**TASK:** Set down the full listing exactly, character for character.

—————

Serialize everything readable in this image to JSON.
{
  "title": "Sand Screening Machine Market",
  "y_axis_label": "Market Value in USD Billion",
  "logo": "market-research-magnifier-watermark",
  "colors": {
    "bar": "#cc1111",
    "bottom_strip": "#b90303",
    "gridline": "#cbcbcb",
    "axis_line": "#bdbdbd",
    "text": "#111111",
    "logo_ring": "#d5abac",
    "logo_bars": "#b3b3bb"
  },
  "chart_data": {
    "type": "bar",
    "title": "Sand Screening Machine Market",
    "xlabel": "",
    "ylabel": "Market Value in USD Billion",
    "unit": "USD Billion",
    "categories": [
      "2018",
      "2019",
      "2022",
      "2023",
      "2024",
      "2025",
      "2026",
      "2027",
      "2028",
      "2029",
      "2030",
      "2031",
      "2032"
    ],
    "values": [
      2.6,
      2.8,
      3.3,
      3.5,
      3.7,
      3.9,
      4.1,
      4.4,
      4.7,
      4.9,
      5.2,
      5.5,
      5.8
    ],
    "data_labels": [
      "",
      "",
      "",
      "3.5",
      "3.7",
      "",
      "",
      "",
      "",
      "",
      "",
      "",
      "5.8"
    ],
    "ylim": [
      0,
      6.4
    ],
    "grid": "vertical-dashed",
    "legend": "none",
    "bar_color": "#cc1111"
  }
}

—————

**RESULT OF THE TASK:**
Serialize everything readable in this image to JSON.
{
  "title": "Sand Screening Machine Market",
  "y_axis_label": "Market Value in USD Billion",
  "logo": "market-research-magnifier-watermark",
  "colors": {
    "bar": "#cc1111",
    "bottom_strip": "#b90303",
    "gridline": "#cbcbcb",
    "axis_line": "#bdbdbd",
    "text": "#111111",
    "logo_ring": "#d5abac",
    "logo_bars": "#b3b3bb"
  },
  "chart_data": {
    "type": "bar",
    "title": "Sand Screening Machine Market",
    "xlabel": "",
    "ylabel": "Market Value in USD Billion",
    "unit": "USD Billion",
    "categories": [
      "2018",
      "2019",
      "2022",
      "2023",
      "2024",
      "2025",
      "2026",
      "2027",
      "2028",
      "2029",
      "2030",
      "2031",
      "2032"
    ],
    "values": [
      2.6,
      2.8,
      3.3,
      3.5,
      3.7,
      3.9,
      4.1,
      4.4,
      4.7,
      4.9,
      5.2,
      5.5,
      5.8
    ],
    "data_labels": [
      "",
      "",
      "",
      "3.5",
      "3.7",
      "",
      "",
      "",
      "",
      "",
      "",
      "",
      "5.8"
    ],
    "ylim": [
      0,
      6.4
    ],
    "grid": "vertical-dashed",
    "legend": "none",
    "bar_color": "#cc1111"
  }
}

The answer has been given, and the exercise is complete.